- Extracted records -
--- begin ---

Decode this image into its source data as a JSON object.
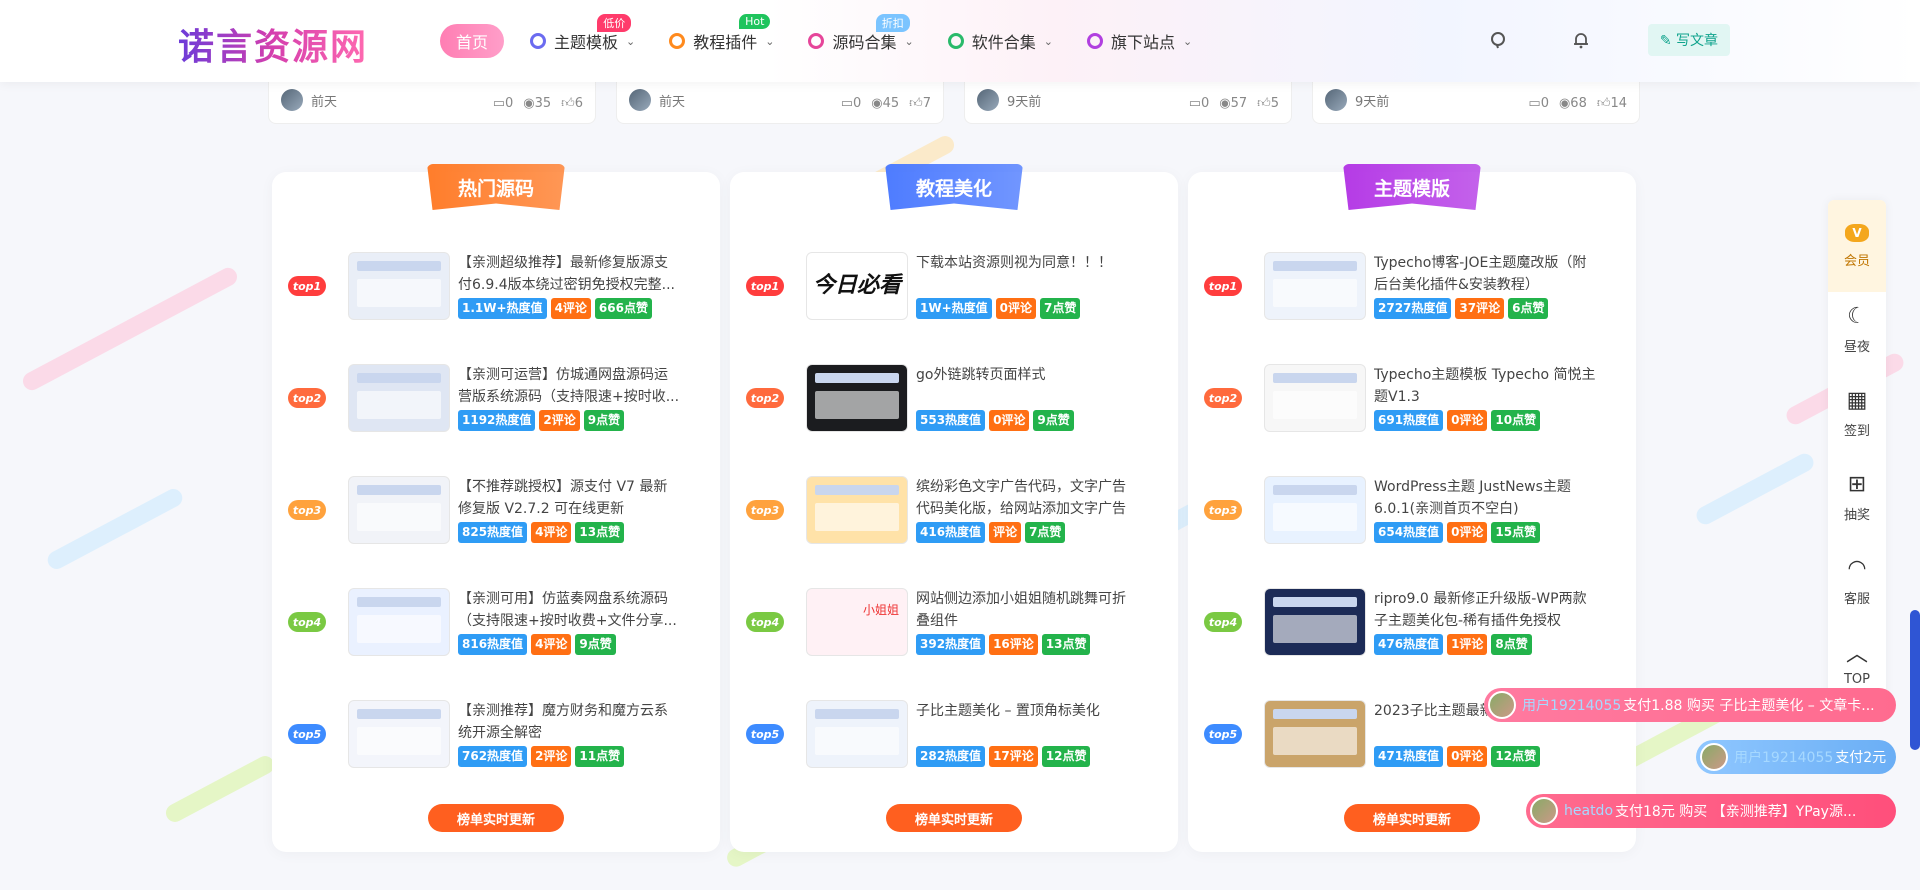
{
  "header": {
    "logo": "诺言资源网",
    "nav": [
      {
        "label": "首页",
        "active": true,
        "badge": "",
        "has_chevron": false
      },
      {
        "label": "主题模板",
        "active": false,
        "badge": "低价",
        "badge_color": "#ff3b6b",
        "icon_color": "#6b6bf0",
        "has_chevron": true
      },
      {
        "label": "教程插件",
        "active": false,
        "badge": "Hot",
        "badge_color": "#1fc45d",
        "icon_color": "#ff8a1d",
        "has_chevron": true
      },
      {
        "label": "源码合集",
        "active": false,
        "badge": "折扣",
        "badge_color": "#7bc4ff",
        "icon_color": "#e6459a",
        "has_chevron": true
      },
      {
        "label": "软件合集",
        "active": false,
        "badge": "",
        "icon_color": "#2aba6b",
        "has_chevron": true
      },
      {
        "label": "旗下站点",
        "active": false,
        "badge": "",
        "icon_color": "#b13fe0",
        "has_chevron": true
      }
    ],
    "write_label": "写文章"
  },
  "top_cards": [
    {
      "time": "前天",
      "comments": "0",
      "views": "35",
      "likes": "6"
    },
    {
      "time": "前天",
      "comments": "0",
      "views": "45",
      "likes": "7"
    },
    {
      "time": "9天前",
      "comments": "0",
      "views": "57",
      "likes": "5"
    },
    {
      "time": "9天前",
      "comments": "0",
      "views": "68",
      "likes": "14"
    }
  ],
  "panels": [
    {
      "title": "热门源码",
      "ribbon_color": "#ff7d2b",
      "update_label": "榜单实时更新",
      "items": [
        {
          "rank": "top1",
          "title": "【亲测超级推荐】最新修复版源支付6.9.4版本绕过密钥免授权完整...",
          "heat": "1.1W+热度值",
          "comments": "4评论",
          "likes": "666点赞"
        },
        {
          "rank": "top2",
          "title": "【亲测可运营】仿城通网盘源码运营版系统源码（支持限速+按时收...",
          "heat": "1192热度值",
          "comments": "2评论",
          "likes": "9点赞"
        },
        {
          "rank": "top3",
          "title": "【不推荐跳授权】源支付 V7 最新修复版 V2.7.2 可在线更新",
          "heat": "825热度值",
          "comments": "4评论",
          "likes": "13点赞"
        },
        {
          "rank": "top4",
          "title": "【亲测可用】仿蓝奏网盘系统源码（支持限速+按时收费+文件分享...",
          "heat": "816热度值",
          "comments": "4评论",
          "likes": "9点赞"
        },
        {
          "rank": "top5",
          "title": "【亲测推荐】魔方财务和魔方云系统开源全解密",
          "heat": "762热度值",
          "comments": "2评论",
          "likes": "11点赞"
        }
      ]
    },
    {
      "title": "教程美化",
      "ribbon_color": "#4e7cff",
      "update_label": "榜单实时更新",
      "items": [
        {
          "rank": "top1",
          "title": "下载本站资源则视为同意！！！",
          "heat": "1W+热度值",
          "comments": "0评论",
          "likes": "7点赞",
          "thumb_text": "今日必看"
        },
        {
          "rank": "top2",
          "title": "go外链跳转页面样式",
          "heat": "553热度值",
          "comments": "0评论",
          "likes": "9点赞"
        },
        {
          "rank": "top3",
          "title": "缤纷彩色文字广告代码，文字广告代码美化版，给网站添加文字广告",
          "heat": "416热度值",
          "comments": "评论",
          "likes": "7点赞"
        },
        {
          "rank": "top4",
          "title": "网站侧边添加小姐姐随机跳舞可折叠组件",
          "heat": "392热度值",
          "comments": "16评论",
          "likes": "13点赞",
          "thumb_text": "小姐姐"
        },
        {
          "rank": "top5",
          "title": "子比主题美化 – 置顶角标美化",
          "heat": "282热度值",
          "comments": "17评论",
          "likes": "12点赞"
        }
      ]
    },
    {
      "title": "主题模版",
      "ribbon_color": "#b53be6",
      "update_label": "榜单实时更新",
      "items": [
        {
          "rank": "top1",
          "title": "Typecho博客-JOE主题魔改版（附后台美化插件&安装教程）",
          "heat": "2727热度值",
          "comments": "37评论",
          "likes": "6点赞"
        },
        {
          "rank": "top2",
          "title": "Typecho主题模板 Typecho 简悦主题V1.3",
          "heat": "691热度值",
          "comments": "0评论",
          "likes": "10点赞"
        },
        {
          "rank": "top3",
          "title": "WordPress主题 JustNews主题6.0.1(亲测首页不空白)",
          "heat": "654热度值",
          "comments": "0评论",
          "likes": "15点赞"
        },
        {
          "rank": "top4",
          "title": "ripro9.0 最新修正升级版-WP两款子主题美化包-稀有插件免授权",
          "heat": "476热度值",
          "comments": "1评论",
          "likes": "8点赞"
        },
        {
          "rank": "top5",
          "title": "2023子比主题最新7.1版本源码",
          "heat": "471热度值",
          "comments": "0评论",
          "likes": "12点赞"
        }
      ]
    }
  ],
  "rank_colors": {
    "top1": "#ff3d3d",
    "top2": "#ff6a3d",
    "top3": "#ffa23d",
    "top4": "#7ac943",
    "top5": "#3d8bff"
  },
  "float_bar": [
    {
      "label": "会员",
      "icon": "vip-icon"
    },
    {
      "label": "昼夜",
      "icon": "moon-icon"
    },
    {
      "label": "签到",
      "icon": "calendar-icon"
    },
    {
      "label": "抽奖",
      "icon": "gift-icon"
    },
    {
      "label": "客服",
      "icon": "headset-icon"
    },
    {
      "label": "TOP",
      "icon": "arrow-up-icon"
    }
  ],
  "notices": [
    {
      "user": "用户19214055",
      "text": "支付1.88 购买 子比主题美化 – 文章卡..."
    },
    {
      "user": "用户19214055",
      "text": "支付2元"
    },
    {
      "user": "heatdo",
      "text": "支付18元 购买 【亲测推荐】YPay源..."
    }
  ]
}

--- end ---

- Instructions to follow -
Answer only with how many lines in the records include "支持限速".

- Answer below -
2